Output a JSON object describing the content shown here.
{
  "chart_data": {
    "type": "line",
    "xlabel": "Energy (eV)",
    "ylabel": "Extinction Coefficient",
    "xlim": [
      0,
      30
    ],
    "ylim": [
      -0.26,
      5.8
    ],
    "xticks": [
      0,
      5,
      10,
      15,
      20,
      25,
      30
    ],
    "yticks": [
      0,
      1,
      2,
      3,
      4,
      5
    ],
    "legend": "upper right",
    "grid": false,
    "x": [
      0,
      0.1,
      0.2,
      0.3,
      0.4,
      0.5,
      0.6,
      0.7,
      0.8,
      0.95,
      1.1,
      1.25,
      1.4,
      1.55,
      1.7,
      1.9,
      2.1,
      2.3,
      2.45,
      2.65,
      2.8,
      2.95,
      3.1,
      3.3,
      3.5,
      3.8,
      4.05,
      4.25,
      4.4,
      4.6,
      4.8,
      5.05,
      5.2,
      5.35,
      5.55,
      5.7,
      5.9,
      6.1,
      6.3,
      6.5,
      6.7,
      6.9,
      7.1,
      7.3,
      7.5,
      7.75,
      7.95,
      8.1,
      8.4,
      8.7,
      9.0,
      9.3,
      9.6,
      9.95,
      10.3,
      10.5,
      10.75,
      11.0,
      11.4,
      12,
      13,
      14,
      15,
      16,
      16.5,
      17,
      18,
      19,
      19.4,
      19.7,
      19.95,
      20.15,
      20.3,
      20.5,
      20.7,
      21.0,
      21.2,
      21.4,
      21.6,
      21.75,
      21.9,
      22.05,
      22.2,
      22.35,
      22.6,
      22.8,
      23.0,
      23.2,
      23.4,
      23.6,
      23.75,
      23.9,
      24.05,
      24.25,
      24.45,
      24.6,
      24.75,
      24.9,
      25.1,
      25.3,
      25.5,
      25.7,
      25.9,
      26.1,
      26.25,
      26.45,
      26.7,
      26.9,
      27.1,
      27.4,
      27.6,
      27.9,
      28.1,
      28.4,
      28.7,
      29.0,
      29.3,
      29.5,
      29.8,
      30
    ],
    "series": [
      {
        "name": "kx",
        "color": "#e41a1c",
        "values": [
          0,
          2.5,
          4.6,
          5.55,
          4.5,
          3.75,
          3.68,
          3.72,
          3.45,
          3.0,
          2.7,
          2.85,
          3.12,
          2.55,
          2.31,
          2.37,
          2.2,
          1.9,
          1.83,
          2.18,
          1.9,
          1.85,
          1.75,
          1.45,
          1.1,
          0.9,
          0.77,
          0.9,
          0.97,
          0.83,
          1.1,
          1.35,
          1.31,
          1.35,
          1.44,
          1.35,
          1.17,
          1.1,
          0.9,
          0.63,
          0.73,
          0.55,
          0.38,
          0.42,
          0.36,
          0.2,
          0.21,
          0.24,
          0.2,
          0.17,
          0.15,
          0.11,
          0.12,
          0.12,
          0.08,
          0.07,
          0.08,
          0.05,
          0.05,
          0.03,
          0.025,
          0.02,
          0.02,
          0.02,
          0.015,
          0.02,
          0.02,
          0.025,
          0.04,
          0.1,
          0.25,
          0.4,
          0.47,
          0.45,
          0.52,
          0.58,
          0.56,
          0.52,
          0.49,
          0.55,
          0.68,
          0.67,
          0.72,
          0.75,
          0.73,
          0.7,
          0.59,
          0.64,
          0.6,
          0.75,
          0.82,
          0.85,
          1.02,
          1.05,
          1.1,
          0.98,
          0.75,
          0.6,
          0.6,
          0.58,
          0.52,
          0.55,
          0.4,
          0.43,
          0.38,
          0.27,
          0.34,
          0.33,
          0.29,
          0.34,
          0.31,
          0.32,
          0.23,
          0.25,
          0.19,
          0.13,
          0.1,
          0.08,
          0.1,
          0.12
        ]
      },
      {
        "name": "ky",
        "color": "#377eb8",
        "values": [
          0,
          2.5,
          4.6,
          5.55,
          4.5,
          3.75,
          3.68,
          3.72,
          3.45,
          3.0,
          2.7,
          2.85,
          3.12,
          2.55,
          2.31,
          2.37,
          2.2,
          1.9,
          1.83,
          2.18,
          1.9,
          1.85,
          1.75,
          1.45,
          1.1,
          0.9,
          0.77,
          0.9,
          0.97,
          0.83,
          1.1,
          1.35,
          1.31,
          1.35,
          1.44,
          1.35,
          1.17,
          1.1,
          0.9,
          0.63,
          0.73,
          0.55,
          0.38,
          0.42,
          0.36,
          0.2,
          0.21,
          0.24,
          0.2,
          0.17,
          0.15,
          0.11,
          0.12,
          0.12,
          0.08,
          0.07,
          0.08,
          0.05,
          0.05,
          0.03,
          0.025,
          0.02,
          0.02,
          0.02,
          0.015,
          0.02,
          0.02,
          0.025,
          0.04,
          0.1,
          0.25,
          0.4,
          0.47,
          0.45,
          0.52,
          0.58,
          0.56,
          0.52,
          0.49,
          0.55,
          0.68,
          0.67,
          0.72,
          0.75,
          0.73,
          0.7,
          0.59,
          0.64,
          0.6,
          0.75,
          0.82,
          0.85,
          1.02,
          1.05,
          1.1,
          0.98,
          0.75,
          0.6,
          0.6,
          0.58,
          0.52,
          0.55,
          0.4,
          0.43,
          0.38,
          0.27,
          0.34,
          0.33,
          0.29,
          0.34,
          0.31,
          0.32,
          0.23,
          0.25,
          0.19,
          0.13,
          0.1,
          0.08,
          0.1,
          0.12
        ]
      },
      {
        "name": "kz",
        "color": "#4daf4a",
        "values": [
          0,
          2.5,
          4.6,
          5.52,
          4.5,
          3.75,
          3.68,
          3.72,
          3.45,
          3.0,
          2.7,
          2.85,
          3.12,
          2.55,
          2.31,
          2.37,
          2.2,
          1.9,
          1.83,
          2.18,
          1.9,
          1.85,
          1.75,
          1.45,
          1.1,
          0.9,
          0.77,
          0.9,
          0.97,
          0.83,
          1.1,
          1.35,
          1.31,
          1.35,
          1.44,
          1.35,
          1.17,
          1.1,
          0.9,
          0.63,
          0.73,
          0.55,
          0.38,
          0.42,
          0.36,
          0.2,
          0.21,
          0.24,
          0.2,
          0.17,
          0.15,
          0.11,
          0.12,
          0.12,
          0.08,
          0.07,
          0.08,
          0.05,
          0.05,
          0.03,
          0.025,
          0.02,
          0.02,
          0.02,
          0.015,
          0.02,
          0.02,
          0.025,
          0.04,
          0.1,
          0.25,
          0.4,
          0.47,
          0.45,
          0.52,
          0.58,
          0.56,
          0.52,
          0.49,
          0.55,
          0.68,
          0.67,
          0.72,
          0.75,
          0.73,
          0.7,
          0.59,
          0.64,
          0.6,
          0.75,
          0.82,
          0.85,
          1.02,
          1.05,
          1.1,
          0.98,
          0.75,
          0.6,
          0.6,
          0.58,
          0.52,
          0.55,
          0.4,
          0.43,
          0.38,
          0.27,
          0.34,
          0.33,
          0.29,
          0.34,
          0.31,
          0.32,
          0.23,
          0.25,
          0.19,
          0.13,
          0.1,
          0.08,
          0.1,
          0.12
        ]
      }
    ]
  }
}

____________________

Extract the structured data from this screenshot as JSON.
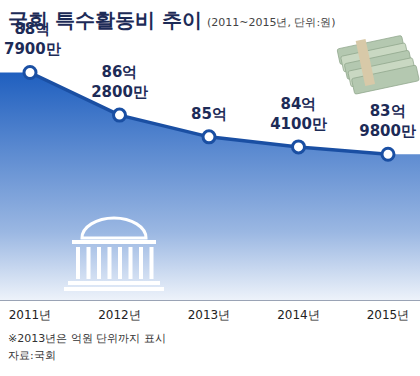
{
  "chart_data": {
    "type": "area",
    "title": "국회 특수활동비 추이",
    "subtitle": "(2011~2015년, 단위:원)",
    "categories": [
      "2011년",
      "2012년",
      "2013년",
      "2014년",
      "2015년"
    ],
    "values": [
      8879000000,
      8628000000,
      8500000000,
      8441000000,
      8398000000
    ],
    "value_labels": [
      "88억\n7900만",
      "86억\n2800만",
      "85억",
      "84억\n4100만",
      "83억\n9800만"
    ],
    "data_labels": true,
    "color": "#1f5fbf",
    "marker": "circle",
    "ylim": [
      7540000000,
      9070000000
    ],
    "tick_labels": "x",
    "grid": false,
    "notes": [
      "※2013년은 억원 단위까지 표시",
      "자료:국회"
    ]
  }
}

____________________

In the entries above, find each line with the string "color" and copy it.

TASK SOLUTION ->
        "color": "#e41a1c",
        "color": "#377eb8",
        "color": "#4daf4a",
    "color": "#1f5fbf",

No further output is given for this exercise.